Dataset items
## begin

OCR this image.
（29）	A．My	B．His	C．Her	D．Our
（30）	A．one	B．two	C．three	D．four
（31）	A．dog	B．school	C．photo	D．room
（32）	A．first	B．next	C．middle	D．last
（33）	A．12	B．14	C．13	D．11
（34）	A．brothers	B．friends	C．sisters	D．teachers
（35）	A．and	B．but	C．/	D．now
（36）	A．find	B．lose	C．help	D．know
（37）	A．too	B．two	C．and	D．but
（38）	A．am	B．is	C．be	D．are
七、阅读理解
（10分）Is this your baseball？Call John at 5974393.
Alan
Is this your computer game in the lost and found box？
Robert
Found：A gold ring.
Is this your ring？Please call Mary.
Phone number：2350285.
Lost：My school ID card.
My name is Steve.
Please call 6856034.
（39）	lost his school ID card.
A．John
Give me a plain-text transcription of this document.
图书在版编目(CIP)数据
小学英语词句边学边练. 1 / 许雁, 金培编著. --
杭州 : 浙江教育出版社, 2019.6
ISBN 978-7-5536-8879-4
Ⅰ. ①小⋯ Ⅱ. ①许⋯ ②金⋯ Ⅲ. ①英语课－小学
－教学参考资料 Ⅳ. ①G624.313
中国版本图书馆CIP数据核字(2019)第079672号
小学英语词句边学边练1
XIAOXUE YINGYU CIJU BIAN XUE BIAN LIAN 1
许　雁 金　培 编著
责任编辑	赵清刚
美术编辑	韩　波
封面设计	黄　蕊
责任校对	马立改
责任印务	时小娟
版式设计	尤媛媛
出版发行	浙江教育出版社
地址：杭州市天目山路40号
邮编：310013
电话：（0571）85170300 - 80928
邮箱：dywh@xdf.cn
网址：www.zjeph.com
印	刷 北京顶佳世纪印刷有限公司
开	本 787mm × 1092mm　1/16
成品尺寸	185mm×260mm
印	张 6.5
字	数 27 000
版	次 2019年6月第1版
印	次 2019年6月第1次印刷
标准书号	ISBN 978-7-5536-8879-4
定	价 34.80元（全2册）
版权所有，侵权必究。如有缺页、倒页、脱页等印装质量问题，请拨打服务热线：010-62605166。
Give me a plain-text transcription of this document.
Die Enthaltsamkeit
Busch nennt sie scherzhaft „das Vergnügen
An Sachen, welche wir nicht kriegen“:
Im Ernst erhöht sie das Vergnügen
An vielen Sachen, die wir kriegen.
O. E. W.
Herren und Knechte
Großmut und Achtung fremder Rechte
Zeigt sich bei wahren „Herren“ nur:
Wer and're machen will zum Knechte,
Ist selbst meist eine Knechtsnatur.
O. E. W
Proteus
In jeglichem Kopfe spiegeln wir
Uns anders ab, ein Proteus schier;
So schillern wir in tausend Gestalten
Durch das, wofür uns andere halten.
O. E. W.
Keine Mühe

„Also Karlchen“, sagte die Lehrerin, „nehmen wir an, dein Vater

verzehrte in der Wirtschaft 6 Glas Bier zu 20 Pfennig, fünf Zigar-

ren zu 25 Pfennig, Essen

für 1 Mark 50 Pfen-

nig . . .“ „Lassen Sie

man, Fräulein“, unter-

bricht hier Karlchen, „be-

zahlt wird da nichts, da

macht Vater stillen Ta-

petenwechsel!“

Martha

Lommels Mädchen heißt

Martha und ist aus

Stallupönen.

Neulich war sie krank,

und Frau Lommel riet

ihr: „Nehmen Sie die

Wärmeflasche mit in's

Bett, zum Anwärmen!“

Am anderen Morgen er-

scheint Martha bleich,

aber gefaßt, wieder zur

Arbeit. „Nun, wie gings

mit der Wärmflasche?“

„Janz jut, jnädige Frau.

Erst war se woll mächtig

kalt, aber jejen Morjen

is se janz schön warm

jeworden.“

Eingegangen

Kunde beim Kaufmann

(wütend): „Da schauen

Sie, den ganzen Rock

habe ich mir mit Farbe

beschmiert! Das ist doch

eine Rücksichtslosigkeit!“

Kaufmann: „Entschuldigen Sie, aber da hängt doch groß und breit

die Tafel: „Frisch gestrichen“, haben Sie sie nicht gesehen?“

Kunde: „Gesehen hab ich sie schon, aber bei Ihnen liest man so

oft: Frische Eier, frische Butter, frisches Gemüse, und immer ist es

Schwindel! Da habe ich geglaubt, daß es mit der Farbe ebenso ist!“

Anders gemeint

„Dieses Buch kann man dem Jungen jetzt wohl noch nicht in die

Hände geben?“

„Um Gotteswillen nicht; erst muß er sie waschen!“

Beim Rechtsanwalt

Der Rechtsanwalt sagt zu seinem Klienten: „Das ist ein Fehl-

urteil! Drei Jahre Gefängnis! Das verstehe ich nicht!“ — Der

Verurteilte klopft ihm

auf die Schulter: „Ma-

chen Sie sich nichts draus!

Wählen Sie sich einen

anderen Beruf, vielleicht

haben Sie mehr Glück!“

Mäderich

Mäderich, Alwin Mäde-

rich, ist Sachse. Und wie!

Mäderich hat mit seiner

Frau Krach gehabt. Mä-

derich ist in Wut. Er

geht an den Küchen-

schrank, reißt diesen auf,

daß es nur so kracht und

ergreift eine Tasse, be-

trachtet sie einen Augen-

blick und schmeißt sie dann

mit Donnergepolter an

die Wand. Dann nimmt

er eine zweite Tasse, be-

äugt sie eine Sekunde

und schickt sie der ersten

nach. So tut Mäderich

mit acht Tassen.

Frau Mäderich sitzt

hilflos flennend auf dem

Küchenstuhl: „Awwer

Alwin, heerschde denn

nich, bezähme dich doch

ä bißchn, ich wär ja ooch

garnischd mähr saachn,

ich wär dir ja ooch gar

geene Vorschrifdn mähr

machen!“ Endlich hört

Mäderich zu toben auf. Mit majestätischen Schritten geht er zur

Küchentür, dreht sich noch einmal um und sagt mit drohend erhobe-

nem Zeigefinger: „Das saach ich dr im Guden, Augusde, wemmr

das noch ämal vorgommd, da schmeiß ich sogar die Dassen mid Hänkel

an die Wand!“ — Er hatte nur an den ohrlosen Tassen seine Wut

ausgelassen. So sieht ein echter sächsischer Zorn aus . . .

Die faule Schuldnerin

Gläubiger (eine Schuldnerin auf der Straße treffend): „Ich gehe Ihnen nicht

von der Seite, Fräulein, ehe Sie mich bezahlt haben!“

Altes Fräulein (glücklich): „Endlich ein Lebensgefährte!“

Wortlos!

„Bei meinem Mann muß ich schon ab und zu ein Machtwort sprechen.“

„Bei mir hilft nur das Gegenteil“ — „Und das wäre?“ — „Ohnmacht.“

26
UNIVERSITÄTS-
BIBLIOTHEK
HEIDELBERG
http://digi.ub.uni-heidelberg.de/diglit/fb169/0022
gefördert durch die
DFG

## end

• [What is being asked]: Exact copies of all the records are required.

• [The answer]:
OCR this image.
（29）	A．My	B．His	C．Her	D．Our
（30）	A．one	B．two	C．three	D．four
（31）	A．dog	B．school	C．photo	D．room
（32）	A．first	B．next	C．middle	D．last
（33）	A．12	B．14	C．13	D．11
（34）	A．brothers	B．friends	C．sisters	D．teachers
（35）	A．and	B．but	C．/	D．now
（36）	A．find	B．lose	C．help	D．know
（37）	A．too	B．two	C．and	D．but
（38）	A．am	B．is	C．be	D．are
七、阅读理解
（10分）Is this your baseball？Call John at 5974393.
Alan
Is this your computer game in the lost and found box？
Robert
Found：A gold ring.
Is this your ring？Please call Mary.
Phone number：2350285.
Lost：My school ID card.
My name is Steve.
Please call 6856034.
（39）	lost his school ID card.
A．John
Give me a plain-text transcription of this document.
图书在版编目(CIP)数据
小学英语词句边学边练. 1 / 许雁, 金培编著. --
杭州 : 浙江教育出版社, 2019.6
ISBN 978-7-5536-8879-4
Ⅰ. ①小⋯ Ⅱ. ①许⋯ ②金⋯ Ⅲ. ①英语课－小学
－教学参考资料 Ⅳ. ①G624.313
中国版本图书馆CIP数据核字(2019)第079672号
小学英语词句边学边练1
XIAOXUE YINGYU CIJU BIAN XUE BIAN LIAN 1
许　雁 金　培 编著
责任编辑	赵清刚
美术编辑	韩　波
封面设计	黄　蕊
责任校对	马立改
责任印务	时小娟
版式设计	尤媛媛
出版发行	浙江教育出版社
地址：杭州市天目山路40号
邮编：310013
电话：（0571）85170300 - 80928
邮箱：dywh@xdf.cn
网址：www.zjeph.com
印	刷 北京顶佳世纪印刷有限公司
开	本 787mm × 1092mm　1/16
成品尺寸	185mm×260mm
印	张 6.5
字	数 27 000
版	次 2019年6月第1版
印	次 2019年6月第1次印刷
标准书号	ISBN 978-7-5536-8879-4
定	价 34.80元（全2册）
版权所有，侵权必究。如有缺页、倒页、脱页等印装质量问题，请拨打服务热线：010-62605166。
Give me a plain-text transcription of this document.
Die Enthaltsamkeit
Busch nennt sie scherzhaft „das Vergnügen
An Sachen, welche wir nicht kriegen“:
Im Ernst erhöht sie das Vergnügen
An vielen Sachen, die wir kriegen.
O. E. W.
Herren und Knechte
Großmut und Achtung fremder Rechte
Zeigt sich bei wahren „Herren“ nur:
Wer and're machen will zum Knechte,
Ist selbst meist eine Knechtsnatur.
O. E. W
Proteus
In jeglichem Kopfe spiegeln wir
Uns anders ab, ein Proteus schier;
So schillern wir in tausend Gestalten
Durch das, wofür uns andere halten.
O. E. W.
Keine Mühe

„Also Karlchen“, sagte die Lehrerin, „nehmen wir an, dein Vater

verzehrte in der Wirtschaft 6 Glas Bier zu 20 Pfennig, fünf Zigar-

ren zu 25 Pfennig, Essen

für 1 Mark 50 Pfen-

nig . . .“ „Lassen Sie

man, Fräulein“, unter-

bricht hier Karlchen, „be-

zahlt wird da nichts, da

macht Vater stillen Ta-

petenwechsel!“

Martha

Lommels Mädchen heißt

Martha und ist aus

Stallupönen.

Neulich war sie krank,

und Frau Lommel riet

ihr: „Nehmen Sie die

Wärmeflasche mit in's

Bett, zum Anwärmen!“

Am anderen Morgen er-

scheint Martha bleich,

aber gefaßt, wieder zur

Arbeit. „Nun, wie gings

mit der Wärmflasche?“

„Janz jut, jnädige Frau.

Erst war se woll mächtig

kalt, aber jejen Morjen

is se janz schön warm

jeworden.“

Eingegangen

Kunde beim Kaufmann

(wütend): „Da schauen

Sie, den ganzen Rock

habe ich mir mit Farbe

beschmiert! Das ist doch

eine Rücksichtslosigkeit!“

Kaufmann: „Entschuldigen Sie, aber da hängt doch groß und breit

die Tafel: „Frisch gestrichen“, haben Sie sie nicht gesehen?“

Kunde: „Gesehen hab ich sie schon, aber bei Ihnen liest man so

oft: Frische Eier, frische Butter, frisches Gemüse, und immer ist es

Schwindel! Da habe ich geglaubt, daß es mit der Farbe ebenso ist!“

Anders gemeint

„Dieses Buch kann man dem Jungen jetzt wohl noch nicht in die

Hände geben?“

„Um Gotteswillen nicht; erst muß er sie waschen!“

Beim Rechtsanwalt

Der Rechtsanwalt sagt zu seinem Klienten: „Das ist ein Fehl-

urteil! Drei Jahre Gefängnis! Das verstehe ich nicht!“ — Der

Verurteilte klopft ihm

auf die Schulter: „Ma-

chen Sie sich nichts draus!

Wählen Sie sich einen

anderen Beruf, vielleicht

haben Sie mehr Glück!“

Mäderich

Mäderich, Alwin Mäde-

rich, ist Sachse. Und wie!

Mäderich hat mit seiner

Frau Krach gehabt. Mä-

derich ist in Wut. Er

geht an den Küchen-

schrank, reißt diesen auf,

daß es nur so kracht und

ergreift eine Tasse, be-

trachtet sie einen Augen-

blick und schmeißt sie dann

mit Donnergepolter an

die Wand. Dann nimmt

er eine zweite Tasse, be-

äugt sie eine Sekunde

und schickt sie der ersten

nach. So tut Mäderich

mit acht Tassen.

Frau Mäderich sitzt

hilflos flennend auf dem

Küchenstuhl: „Awwer

Alwin, heerschde denn

nich, bezähme dich doch

ä bißchn, ich wär ja ooch

garnischd mähr saachn,

ich wär dir ja ooch gar

geene Vorschrifdn mähr

machen!“ Endlich hört

Mäderich zu toben auf. Mit majestätischen Schritten geht er zur

Küchentür, dreht sich noch einmal um und sagt mit drohend erhobe-

nem Zeigefinger: „Das saach ich dr im Guden, Augusde, wemmr

das noch ämal vorgommd, da schmeiß ich sogar die Dassen mid Hänkel

an die Wand!“ — Er hatte nur an den ohrlosen Tassen seine Wut

ausgelassen. So sieht ein echter sächsischer Zorn aus . . .

Die faule Schuldnerin

Gläubiger (eine Schuldnerin auf der Straße treffend): „Ich gehe Ihnen nicht

von der Seite, Fräulein, ehe Sie mich bezahlt haben!“

Altes Fräulein (glücklich): „Endlich ein Lebensgefährte!“

Wortlos!

„Bei meinem Mann muß ich schon ab und zu ein Machtwort sprechen.“

„Bei mir hilft nur das Gegenteil“ — „Und das wäre?“ — „Ohnmacht.“

26
UNIVERSITÄTS-
BIBLIOTHEK
HEIDELBERG
http://digi.ub.uni-heidelberg.de/diglit/fb169/0022
gefördert durch die
DFG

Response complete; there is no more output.